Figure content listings

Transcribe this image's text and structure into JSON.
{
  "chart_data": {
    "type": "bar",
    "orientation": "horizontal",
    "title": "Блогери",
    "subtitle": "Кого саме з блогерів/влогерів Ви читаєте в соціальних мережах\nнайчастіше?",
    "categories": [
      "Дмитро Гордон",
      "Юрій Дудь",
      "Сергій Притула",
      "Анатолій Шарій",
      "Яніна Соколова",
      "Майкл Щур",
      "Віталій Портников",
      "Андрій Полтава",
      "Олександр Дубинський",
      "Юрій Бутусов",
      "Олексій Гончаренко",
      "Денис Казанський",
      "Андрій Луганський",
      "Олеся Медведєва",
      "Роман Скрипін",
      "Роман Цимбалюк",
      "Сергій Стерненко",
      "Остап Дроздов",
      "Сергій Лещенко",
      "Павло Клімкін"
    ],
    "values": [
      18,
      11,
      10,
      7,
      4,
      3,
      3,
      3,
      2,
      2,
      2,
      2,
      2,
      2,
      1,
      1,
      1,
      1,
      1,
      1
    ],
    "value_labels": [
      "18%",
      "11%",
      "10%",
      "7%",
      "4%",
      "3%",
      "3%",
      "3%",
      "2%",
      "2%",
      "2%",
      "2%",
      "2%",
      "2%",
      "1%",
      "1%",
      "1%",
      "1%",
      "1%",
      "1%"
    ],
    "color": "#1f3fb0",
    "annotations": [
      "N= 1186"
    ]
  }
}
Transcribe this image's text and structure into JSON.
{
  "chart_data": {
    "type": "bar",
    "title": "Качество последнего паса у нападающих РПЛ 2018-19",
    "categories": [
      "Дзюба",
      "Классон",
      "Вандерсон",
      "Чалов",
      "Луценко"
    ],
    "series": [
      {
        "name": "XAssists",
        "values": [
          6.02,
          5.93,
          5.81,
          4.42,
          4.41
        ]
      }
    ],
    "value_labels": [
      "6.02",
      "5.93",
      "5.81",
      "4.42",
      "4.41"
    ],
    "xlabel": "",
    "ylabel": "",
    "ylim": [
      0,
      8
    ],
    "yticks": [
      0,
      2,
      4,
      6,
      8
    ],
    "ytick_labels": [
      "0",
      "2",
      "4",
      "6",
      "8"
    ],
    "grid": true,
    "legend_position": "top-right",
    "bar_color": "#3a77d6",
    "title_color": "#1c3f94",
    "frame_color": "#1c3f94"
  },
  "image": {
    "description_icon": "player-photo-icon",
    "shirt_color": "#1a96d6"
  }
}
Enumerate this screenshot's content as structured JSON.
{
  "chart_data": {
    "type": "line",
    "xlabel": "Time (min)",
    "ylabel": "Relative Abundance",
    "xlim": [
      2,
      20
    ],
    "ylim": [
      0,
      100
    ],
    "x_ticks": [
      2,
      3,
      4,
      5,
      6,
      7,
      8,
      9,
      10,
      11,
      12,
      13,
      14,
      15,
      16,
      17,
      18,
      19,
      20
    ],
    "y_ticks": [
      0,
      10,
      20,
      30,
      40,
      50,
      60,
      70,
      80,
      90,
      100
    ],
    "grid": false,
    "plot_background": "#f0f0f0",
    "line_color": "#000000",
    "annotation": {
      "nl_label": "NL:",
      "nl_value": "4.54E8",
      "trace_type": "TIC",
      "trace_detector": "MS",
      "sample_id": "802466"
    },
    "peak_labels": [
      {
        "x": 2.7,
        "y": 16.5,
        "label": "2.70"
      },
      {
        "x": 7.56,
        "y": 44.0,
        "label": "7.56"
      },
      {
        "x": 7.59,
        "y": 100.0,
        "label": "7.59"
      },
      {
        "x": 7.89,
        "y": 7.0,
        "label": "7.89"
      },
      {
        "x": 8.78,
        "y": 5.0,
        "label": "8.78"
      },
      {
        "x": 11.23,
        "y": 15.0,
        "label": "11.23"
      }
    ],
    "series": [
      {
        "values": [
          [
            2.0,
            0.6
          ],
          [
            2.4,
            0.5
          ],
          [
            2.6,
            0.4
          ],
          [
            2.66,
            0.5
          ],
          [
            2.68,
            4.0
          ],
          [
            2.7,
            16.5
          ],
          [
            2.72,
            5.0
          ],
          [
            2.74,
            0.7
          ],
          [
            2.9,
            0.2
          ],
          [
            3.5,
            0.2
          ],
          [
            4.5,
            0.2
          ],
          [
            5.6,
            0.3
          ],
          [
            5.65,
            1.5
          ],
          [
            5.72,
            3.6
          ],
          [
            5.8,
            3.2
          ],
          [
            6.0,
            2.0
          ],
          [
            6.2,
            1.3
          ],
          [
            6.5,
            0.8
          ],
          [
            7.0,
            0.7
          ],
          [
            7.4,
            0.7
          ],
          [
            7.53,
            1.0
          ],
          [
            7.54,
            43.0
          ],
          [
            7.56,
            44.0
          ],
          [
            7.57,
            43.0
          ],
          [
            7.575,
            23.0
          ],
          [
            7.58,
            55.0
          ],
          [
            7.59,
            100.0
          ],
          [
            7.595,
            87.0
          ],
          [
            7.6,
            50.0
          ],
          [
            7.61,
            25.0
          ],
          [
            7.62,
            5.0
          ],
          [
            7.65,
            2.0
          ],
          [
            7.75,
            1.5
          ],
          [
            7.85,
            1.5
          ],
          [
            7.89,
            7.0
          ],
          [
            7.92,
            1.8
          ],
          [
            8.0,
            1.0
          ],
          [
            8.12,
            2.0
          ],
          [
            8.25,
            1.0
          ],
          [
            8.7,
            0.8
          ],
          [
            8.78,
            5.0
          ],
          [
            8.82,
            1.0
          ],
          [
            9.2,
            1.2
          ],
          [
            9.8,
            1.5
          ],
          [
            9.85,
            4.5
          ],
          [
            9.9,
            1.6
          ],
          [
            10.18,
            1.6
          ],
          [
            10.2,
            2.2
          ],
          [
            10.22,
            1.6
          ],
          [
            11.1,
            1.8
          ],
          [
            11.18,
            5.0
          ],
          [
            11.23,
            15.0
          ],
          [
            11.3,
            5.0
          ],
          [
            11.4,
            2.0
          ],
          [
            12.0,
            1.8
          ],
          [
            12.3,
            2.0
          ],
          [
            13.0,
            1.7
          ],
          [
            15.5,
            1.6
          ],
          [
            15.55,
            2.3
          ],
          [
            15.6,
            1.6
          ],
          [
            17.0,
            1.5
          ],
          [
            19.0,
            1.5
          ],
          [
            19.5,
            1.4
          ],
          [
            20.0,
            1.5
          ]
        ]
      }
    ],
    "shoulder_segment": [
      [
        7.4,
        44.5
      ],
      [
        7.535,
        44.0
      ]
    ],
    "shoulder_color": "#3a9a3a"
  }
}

* **Given exercise**: Each line in the material above must be retyped without alteration.

* **Problem solution**:
Transcribe this image's text and structure into JSON.
{
  "chart_data": {
    "type": "bar",
    "orientation": "horizontal",
    "title": "Блогери",
    "subtitle": "Кого саме з блогерів/влогерів Ви читаєте в соціальних мережах\nнайчастіше?",
    "categories": [
      "Дмитро Гордон",
      "Юрій Дудь",
      "Сергій Притула",
      "Анатолій Шарій",
      "Яніна Соколова",
      "Майкл Щур",
      "Віталій Портников",
      "Андрій Полтава",
      "Олександр Дубинський",
      "Юрій Бутусов",
      "Олексій Гончаренко",
      "Денис Казанський",
      "Андрій Луганський",
      "Олеся Медведєва",
      "Роман Скрипін",
      "Роман Цимбалюк",
      "Сергій Стерненко",
      "Остап Дроздов",
      "Сергій Лещенко",
      "Павло Клімкін"
    ],
    "values": [
      18,
      11,
      10,
      7,
      4,
      3,
      3,
      3,
      2,
      2,
      2,
      2,
      2,
      2,
      1,
      1,
      1,
      1,
      1,
      1
    ],
    "value_labels": [
      "18%",
      "11%",
      "10%",
      "7%",
      "4%",
      "3%",
      "3%",
      "3%",
      "2%",
      "2%",
      "2%",
      "2%",
      "2%",
      "2%",
      "1%",
      "1%",
      "1%",
      "1%",
      "1%",
      "1%"
    ],
    "color": "#1f3fb0",
    "annotations": [
      "N= 1186"
    ]
  }
}
Transcribe this image's text and structure into JSON.
{
  "chart_data": {
    "type": "bar",
    "title": "Качество последнего паса у нападающих РПЛ 2018-19",
    "categories": [
      "Дзюба",
      "Классон",
      "Вандерсон",
      "Чалов",
      "Луценко"
    ],
    "series": [
      {
        "name": "XAssists",
        "values": [
          6.02,
          5.93,
          5.81,
          4.42,
          4.41
        ]
      }
    ],
    "value_labels": [
      "6.02",
      "5.93",
      "5.81",
      "4.42",
      "4.41"
    ],
    "xlabel": "",
    "ylabel": "",
    "ylim": [
      0,
      8
    ],
    "yticks": [
      0,
      2,
      4,
      6,
      8
    ],
    "ytick_labels": [
      "0",
      "2",
      "4",
      "6",
      "8"
    ],
    "grid": true,
    "legend_position": "top-right",
    "bar_color": "#3a77d6",
    "title_color": "#1c3f94",
    "frame_color": "#1c3f94"
  },
  "image": {
    "description_icon": "player-photo-icon",
    "shirt_color": "#1a96d6"
  }
}
Enumerate this screenshot's content as structured JSON.
{
  "chart_data": {
    "type": "line",
    "xlabel": "Time (min)",
    "ylabel": "Relative Abundance",
    "xlim": [
      2,
      20
    ],
    "ylim": [
      0,
      100
    ],
    "x_ticks": [
      2,
      3,
      4,
      5,
      6,
      7,
      8,
      9,
      10,
      11,
      12,
      13,
      14,
      15,
      16,
      17,
      18,
      19,
      20
    ],
    "y_ticks": [
      0,
      10,
      20,
      30,
      40,
      50,
      60,
      70,
      80,
      90,
      100
    ],
    "grid": false,
    "plot_background": "#f0f0f0",
    "line_color": "#000000",
    "annotation": {
      "nl_label": "NL:",
      "nl_value": "4.54E8",
      "trace_type": "TIC",
      "trace_detector": "MS",
      "sample_id": "802466"
    },
    "peak_labels": [
      {
        "x": 2.7,
        "y": 16.5,
        "label": "2.70"
      },
      {
        "x": 7.56,
        "y": 44.0,
        "label": "7.56"
      },
      {
        "x": 7.59,
        "y": 100.0,
        "label": "7.59"
      },
      {
        "x": 7.89,
        "y": 7.0,
        "label": "7.89"
      },
      {
        "x": 8.78,
        "y": 5.0,
        "label": "8.78"
      },
      {
        "x": 11.23,
        "y": 15.0,
        "label": "11.23"
      }
    ],
    "series": [
      {
        "values": [
          [
            2.0,
            0.6
          ],
          [
            2.4,
            0.5
          ],
          [
            2.6,
            0.4
          ],
          [
            2.66,
            0.5
          ],
          [
            2.68,
            4.0
          ],
          [
            2.7,
            16.5
          ],
          [
            2.72,
            5.0
          ],
          [
            2.74,
            0.7
          ],
          [
            2.9,
            0.2
          ],
          [
            3.5,
            0.2
          ],
          [
            4.5,
            0.2
          ],
          [
            5.6,
            0.3
          ],
          [
            5.65,
            1.5
          ],
          [
            5.72,
            3.6
          ],
          [
            5.8,
            3.2
          ],
          [
            6.0,
            2.0
          ],
          [
            6.2,
            1.3
          ],
          [
            6.5,
            0.8
          ],
          [
            7.0,
            0.7
          ],
          [
            7.4,
            0.7
          ],
          [
            7.53,
            1.0
          ],
          [
            7.54,
            43.0
          ],
          [
            7.56,
            44.0
          ],
          [
            7.57,
            43.0
          ],
          [
            7.575,
            23.0
          ],
          [
            7.58,
            55.0
          ],
          [
            7.59,
            100.0
          ],
          [
            7.595,
            87.0
          ],
          [
            7.6,
            50.0
          ],
          [
            7.61,
            25.0
          ],
          [
            7.62,
            5.0
          ],
          [
            7.65,
            2.0
          ],
          [
            7.75,
            1.5
          ],
          [
            7.85,
            1.5
          ],
          [
            7.89,
            7.0
          ],
          [
            7.92,
            1.8
          ],
          [
            8.0,
            1.0
          ],
          [
            8.12,
            2.0
          ],
          [
            8.25,
            1.0
          ],
          [
            8.7,
            0.8
          ],
          [
            8.78,
            5.0
          ],
          [
            8.82,
            1.0
          ],
          [
            9.2,
            1.2
          ],
          [
            9.8,
            1.5
          ],
          [
            9.85,
            4.5
          ],
          [
            9.9,
            1.6
          ],
          [
            10.18,
            1.6
          ],
          [
            10.2,
            2.2
          ],
          [
            10.22,
            1.6
          ],
          [
            11.1,
            1.8
          ],
          [
            11.18,
            5.0
          ],
          [
            11.23,
            15.0
          ],
          [
            11.3,
            5.0
          ],
          [
            11.4,
            2.0
          ],
          [
            12.0,
            1.8
          ],
          [
            12.3,
            2.0
          ],
          [
            13.0,
            1.7
          ],
          [
            15.5,
            1.6
          ],
          [
            15.55,
            2.3
          ],
          [
            15.6,
            1.6
          ],
          [
            17.0,
            1.5
          ],
          [
            19.0,
            1.5
          ],
          [
            19.5,
            1.4
          ],
          [
            20.0,
            1.5
          ]
        ]
      }
    ],
    "shoulder_segment": [
      [
        7.4,
        44.5
      ],
      [
        7.535,
        44.0
      ]
    ],
    "shoulder_color": "#3a9a3a"
  }
}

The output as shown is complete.